**EXERCISE PROMPT**
Filter this material down to the lines that hold "durch", copying each one.

Saved entries:
***

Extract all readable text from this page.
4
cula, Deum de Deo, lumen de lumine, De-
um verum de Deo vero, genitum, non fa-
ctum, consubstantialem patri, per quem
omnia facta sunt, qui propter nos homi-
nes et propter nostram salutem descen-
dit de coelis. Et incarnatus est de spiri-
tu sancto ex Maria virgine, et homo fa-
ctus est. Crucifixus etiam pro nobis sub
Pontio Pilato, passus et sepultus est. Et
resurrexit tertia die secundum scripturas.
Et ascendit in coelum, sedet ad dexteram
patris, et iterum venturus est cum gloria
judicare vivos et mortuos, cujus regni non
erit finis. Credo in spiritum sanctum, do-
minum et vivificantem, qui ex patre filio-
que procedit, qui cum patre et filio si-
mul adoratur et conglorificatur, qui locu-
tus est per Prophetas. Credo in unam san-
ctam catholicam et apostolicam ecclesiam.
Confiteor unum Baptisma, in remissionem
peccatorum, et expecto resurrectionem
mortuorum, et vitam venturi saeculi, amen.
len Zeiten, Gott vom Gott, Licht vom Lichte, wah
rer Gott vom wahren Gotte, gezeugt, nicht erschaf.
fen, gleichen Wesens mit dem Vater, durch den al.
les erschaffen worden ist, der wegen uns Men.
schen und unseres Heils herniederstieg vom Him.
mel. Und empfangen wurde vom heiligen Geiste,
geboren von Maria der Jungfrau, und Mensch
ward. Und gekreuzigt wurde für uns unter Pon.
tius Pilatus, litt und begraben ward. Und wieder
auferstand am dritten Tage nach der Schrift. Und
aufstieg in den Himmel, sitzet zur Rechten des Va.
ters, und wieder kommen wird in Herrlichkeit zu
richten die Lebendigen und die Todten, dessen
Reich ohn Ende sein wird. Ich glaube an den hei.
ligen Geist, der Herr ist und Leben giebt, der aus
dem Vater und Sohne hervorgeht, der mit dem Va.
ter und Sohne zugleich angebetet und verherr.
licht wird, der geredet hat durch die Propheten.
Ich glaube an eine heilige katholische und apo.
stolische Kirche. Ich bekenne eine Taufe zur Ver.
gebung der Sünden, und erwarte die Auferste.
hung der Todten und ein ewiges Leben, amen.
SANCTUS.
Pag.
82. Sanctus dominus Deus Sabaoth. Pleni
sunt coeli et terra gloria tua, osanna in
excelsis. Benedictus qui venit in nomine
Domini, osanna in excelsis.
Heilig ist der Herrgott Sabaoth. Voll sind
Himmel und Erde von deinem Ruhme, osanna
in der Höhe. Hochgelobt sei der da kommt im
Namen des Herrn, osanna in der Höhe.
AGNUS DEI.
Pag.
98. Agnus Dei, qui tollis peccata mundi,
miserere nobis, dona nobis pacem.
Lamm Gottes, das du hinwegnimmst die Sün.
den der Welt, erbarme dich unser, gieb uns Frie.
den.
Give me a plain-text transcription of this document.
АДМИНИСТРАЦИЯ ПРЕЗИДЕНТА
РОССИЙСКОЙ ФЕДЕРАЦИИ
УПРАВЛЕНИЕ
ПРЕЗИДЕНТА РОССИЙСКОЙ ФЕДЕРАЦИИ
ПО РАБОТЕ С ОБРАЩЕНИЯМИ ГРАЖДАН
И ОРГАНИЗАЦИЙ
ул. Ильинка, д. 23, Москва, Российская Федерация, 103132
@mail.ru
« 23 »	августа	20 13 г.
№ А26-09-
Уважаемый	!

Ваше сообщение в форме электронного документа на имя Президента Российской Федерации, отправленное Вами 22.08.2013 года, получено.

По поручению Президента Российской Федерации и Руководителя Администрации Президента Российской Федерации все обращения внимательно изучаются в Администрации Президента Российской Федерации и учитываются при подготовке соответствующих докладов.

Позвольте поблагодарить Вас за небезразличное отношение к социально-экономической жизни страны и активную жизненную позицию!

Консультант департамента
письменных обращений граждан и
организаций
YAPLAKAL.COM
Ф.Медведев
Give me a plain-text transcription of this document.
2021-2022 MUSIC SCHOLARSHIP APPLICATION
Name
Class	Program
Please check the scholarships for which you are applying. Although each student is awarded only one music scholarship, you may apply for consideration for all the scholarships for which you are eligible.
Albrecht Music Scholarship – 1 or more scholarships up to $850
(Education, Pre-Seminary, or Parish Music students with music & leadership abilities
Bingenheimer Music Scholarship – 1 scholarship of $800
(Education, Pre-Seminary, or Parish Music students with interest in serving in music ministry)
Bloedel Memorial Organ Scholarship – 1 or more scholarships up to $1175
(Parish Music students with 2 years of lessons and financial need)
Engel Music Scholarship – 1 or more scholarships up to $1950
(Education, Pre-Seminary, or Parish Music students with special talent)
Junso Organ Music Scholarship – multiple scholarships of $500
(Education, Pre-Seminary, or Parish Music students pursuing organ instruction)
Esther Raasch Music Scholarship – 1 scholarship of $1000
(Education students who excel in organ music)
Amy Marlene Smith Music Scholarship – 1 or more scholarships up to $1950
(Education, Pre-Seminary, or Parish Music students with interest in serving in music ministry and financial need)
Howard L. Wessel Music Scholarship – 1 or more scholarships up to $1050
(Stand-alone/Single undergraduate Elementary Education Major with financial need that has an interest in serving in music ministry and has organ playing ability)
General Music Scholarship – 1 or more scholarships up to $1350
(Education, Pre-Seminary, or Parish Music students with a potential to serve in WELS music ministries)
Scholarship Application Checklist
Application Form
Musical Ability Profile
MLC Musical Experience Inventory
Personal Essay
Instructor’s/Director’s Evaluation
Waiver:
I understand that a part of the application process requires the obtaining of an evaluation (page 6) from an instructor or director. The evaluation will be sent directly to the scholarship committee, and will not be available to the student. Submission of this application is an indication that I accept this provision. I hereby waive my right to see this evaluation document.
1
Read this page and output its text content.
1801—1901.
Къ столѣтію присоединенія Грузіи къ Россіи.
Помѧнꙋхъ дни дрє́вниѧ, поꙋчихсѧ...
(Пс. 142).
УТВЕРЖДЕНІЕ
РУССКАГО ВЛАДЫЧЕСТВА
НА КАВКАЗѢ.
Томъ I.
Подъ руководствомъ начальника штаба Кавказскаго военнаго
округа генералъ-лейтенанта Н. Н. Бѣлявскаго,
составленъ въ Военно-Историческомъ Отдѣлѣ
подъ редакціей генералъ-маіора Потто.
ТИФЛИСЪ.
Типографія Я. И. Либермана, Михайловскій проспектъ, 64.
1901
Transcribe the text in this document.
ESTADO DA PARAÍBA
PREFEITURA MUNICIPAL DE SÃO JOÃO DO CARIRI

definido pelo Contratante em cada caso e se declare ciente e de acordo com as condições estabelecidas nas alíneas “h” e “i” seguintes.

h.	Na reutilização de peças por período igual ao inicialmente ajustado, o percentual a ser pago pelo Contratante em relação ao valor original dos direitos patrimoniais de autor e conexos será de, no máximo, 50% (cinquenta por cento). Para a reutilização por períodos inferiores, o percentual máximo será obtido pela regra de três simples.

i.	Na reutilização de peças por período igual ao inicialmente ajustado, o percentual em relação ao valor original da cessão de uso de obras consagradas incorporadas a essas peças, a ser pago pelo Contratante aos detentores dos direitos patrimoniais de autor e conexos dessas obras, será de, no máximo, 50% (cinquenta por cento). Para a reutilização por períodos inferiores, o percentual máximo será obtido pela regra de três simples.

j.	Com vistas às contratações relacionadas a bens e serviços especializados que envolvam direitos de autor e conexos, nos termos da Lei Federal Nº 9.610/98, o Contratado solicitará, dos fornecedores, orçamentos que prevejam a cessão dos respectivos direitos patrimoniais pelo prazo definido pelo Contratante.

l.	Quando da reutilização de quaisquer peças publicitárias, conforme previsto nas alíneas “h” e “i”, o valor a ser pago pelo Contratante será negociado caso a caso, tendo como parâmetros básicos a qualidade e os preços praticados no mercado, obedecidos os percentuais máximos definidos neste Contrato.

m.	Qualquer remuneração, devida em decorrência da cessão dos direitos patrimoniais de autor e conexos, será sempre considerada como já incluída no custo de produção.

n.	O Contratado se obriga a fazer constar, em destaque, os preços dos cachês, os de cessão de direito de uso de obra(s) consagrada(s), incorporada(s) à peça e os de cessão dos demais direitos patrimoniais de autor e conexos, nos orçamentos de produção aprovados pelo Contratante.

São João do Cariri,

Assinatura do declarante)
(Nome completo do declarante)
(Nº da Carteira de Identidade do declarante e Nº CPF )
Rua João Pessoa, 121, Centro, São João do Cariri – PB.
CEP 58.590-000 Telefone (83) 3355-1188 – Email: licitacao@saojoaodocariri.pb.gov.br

***

**RESULT FOR THIS TASK**
fen, gleichen Wesens mit dem Vater, durch den al.
licht wird, der geredet hat durch die Propheten.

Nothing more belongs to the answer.